*** Dataset extract

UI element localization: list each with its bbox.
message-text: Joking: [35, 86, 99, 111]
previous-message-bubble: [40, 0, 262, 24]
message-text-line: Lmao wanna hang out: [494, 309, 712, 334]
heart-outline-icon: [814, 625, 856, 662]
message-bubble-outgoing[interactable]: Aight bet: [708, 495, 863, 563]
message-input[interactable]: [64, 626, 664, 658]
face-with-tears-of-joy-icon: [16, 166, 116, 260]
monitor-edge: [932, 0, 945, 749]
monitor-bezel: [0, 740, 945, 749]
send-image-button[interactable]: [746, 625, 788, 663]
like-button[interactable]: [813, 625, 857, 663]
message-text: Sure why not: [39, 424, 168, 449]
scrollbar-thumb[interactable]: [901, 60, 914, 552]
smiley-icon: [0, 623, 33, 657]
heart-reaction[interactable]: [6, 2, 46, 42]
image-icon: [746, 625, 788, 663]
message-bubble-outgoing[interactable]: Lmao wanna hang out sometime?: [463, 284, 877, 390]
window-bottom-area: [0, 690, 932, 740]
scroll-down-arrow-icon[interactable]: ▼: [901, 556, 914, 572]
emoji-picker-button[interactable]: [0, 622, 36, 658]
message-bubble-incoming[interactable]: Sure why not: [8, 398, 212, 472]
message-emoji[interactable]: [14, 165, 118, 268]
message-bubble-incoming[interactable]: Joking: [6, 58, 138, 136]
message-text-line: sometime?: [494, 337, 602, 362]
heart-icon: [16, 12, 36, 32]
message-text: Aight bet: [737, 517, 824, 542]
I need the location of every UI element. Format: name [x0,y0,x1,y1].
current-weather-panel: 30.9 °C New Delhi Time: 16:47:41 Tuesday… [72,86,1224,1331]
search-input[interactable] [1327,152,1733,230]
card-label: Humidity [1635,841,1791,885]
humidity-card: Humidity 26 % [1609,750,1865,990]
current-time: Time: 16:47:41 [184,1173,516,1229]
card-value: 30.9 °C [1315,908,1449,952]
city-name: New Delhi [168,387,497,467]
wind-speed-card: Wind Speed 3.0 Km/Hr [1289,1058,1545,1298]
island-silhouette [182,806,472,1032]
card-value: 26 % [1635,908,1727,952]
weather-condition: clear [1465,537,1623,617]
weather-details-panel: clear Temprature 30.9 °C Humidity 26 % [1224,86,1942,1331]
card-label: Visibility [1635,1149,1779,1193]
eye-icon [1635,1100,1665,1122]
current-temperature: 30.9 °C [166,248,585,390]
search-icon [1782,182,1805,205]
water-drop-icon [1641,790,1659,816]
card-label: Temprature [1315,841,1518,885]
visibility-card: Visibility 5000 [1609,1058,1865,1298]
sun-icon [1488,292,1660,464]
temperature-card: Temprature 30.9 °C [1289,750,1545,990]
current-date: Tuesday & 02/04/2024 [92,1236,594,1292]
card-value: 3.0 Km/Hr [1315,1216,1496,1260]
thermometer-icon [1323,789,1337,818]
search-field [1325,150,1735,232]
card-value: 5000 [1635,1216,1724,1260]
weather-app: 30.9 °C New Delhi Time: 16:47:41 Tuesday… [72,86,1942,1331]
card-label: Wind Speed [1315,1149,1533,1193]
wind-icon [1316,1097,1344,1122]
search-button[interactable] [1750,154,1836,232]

******

> **Requirements**
Reproduce the part of the material that opens with its very first line and closes with the line containing "message-input[interactable]: [64, 626, 664, 658]", including both of those lines.

> **Right answer**
UI element localization: list each with its bbox.
message-text: Joking: [35, 86, 99, 111]
previous-message-bubble: [40, 0, 262, 24]
message-text-line: Lmao wanna hang out: [494, 309, 712, 334]
heart-outline-icon: [814, 625, 856, 662]
message-bubble-outgoing[interactable]: Aight bet: [708, 495, 863, 563]
message-input[interactable]: [64, 626, 664, 658]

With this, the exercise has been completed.